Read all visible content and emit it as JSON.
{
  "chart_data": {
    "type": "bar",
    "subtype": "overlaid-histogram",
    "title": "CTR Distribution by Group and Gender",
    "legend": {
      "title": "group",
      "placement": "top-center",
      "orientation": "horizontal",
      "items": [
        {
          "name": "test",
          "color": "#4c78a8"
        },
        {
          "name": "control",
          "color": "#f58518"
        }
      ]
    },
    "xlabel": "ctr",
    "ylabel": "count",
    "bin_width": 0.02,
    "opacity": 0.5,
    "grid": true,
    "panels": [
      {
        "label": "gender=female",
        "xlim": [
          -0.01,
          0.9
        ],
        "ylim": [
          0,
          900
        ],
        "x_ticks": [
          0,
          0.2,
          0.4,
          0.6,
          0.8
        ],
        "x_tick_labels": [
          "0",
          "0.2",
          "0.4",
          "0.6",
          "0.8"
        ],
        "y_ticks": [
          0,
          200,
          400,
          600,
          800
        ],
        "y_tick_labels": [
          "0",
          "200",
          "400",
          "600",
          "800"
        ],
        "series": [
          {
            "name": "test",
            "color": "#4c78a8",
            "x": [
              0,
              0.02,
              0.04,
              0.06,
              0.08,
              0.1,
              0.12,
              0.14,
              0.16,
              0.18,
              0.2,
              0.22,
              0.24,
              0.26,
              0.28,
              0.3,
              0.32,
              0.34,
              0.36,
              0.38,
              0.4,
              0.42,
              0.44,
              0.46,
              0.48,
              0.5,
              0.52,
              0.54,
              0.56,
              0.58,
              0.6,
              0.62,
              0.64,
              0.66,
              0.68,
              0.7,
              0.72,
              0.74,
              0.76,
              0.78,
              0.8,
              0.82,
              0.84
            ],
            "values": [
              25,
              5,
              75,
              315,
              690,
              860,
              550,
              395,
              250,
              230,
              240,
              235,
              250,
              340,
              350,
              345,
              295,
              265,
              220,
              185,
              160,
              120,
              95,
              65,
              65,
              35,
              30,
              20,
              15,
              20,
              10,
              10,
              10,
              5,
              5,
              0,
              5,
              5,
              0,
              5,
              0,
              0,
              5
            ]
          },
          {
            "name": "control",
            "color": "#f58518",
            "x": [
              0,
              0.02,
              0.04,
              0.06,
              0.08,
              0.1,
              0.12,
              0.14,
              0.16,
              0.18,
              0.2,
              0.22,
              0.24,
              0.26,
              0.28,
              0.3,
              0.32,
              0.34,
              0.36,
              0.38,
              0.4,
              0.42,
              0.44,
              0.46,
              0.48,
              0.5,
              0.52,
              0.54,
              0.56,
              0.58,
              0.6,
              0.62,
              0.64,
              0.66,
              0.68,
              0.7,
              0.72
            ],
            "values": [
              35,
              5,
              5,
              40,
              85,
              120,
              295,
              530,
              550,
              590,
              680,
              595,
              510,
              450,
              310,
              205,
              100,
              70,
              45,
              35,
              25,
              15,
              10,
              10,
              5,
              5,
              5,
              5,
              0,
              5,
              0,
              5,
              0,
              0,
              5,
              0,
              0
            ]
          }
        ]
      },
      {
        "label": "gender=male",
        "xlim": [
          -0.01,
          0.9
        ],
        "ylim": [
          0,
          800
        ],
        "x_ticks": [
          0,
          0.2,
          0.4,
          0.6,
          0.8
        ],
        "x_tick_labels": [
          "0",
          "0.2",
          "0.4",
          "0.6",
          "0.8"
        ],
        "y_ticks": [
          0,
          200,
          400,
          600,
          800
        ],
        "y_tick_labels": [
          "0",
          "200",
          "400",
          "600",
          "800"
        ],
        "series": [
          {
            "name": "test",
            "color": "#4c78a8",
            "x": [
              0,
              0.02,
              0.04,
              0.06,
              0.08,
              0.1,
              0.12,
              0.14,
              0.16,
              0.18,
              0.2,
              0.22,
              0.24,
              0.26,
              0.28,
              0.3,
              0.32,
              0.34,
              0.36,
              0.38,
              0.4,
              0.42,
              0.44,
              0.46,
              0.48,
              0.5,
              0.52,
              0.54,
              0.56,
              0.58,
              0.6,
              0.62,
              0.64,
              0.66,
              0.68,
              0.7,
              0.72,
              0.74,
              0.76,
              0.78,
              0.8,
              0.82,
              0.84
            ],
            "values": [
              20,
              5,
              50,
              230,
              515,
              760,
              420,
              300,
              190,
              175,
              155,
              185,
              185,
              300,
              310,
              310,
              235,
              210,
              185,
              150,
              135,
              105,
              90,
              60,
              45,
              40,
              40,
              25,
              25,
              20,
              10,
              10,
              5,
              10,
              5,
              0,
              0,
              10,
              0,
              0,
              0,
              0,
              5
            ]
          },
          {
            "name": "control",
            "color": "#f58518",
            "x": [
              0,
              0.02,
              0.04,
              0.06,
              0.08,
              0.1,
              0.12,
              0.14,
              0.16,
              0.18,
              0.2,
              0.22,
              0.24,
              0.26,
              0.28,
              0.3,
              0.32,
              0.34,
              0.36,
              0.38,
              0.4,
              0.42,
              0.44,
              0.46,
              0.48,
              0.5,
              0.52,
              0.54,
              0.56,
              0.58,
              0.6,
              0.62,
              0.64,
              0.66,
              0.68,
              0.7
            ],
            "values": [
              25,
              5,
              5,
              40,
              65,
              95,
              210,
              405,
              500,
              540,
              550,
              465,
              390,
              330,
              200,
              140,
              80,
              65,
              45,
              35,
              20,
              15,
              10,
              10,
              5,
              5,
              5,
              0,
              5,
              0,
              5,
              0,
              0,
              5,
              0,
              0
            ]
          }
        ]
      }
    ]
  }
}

+ + + + + + +

**PROBLEM**
Write the data from above out again, exactly.

**EXERCISE ANSWER**
Read all visible content and emit it as JSON.
{
  "chart_data": {
    "type": "bar",
    "subtype": "overlaid-histogram",
    "title": "CTR Distribution by Group and Gender",
    "legend": {
      "title": "group",
      "placement": "top-center",
      "orientation": "horizontal",
      "items": [
        {
          "name": "test",
          "color": "#4c78a8"
        },
        {
          "name": "control",
          "color": "#f58518"
        }
      ]
    },
    "xlabel": "ctr",
    "ylabel": "count",
    "bin_width": 0.02,
    "opacity": 0.5,
    "grid": true,
    "panels": [
      {
        "label": "gender=female",
        "xlim": [
          -0.01,
          0.9
        ],
        "ylim": [
          0,
          900
        ],
        "x_ticks": [
          0,
          0.2,
          0.4,
          0.6,
          0.8
        ],
        "x_tick_labels": [
          "0",
          "0.2",
          "0.4",
          "0.6",
          "0.8"
        ],
        "y_ticks": [
          0,
          200,
          400,
          600,
          800
        ],
        "y_tick_labels": [
          "0",
          "200",
          "400",
          "600",
          "800"
        ],
        "series": [
          {
            "name": "test",
            "color": "#4c78a8",
            "x": [
              0,
              0.02,
              0.04,
              0.06,
              0.08,
              0.1,
              0.12,
              0.14,
              0.16,
              0.18,
              0.2,
              0.22,
              0.24,
              0.26,
              0.28,
              0.3,
              0.32,
              0.34,
              0.36,
              0.38,
              0.4,
              0.42,
              0.44,
              0.46,
              0.48,
              0.5,
              0.52,
              0.54,
              0.56,
              0.58,
              0.6,
              0.62,
              0.64,
              0.66,
              0.68,
              0.7,
              0.72,
              0.74,
              0.76,
              0.78,
              0.8,
              0.82,
              0.84
            ],
            "values": [
              25,
              5,
              75,
              315,
              690,
              860,
              550,
              395,
              250,
              230,
              240,
              235,
              250,
              340,
              350,
              345,
              295,
              265,
              220,
              185,
              160,
              120,
              95,
              65,
              65,
              35,
              30,
              20,
              15,
              20,
              10,
              10,
              10,
              5,
              5,
              0,
              5,
              5,
              0,
              5,
              0,
              0,
              5
            ]
          },
          {
            "name": "control",
            "color": "#f58518",
            "x": [
              0,
              0.02,
              0.04,
              0.06,
              0.08,
              0.1,
              0.12,
              0.14,
              0.16,
              0.18,
              0.2,
              0.22,
              0.24,
              0.26,
              0.28,
              0.3,
              0.32,
              0.34,
              0.36,
              0.38,
              0.4,
              0.42,
              0.44,
              0.46,
              0.48,
              0.5,
              0.52,
              0.54,
              0.56,
              0.58,
              0.6,
              0.62,
              0.64,
              0.66,
              0.68,
              0.7,
              0.72
            ],
            "values": [
              35,
              5,
              5,
              40,
              85,
              120,
              295,
              530,
              550,
              590,
              680,
              595,
              510,
              450,
              310,
              205,
              100,
              70,
              45,
              35,
              25,
              15,
              10,
              10,
              5,
              5,
              5,
              5,
              0,
              5,
              0,
              5,
              0,
              0,
              5,
              0,
              0
            ]
          }
        ]
      },
      {
        "label": "gender=male",
        "xlim": [
          -0.01,
          0.9
        ],
        "ylim": [
          0,
          800
        ],
        "x_ticks": [
          0,
          0.2,
          0.4,
          0.6,
          0.8
        ],
        "x_tick_labels": [
          "0",
          "0.2",
          "0.4",
          "0.6",
          "0.8"
        ],
        "y_ticks": [
          0,
          200,
          400,
          600,
          800
        ],
        "y_tick_labels": [
          "0",
          "200",
          "400",
          "600",
          "800"
        ],
        "series": [
          {
            "name": "test",
            "color": "#4c78a8",
            "x": [
              0,
              0.02,
              0.04,
              0.06,
              0.08,
              0.1,
              0.12,
              0.14,
              0.16,
              0.18,
              0.2,
              0.22,
              0.24,
              0.26,
              0.28,
              0.3,
              0.32,
              0.34,
              0.36,
              0.38,
              0.4,
              0.42,
              0.44,
              0.46,
              0.48,
              0.5,
              0.52,
              0.54,
              0.56,
              0.58,
              0.6,
              0.62,
              0.64,
              0.66,
              0.68,
              0.7,
              0.72,
              0.74,
              0.76,
              0.78,
              0.8,
              0.82,
              0.84
            ],
            "values": [
              20,
              5,
              50,
              230,
              515,
              760,
              420,
              300,
              190,
              175,
              155,
              185,
              185,
              300,
              310,
              310,
              235,
              210,
              185,
              150,
              135,
              105,
              90,
              60,
              45,
              40,
              40,
              25,
              25,
              20,
              10,
              10,
              5,
              10,
              5,
              0,
              0,
              10,
              0,
              0,
              0,
              0,
              5
            ]
          },
          {
            "name": "control",
            "color": "#f58518",
            "x": [
              0,
              0.02,
              0.04,
              0.06,
              0.08,
              0.1,
              0.12,
              0.14,
              0.16,
              0.18,
              0.2,
              0.22,
              0.24,
              0.26,
              0.28,
              0.3,
              0.32,
              0.34,
              0.36,
              0.38,
              0.4,
              0.42,
              0.44,
              0.46,
              0.48,
              0.5,
              0.52,
              0.54,
              0.56,
              0.58,
              0.6,
              0.62,
              0.64,
              0.66,
              0.68,
              0.7
            ],
            "values": [
              25,
              5,
              5,
              40,
              65,
              95,
              210,
              405,
              500,
              540,
              550,
              465,
              390,
              330,
              200,
              140,
              80,
              65,
              45,
              35,
              20,
              15,
              10,
              10,
              5,
              5,
              5,
              0,
              5,
              0,
              5,
              0,
              0,
              5,
              0,
              0
            ]
          }
        ]
      }
    ]
  }
}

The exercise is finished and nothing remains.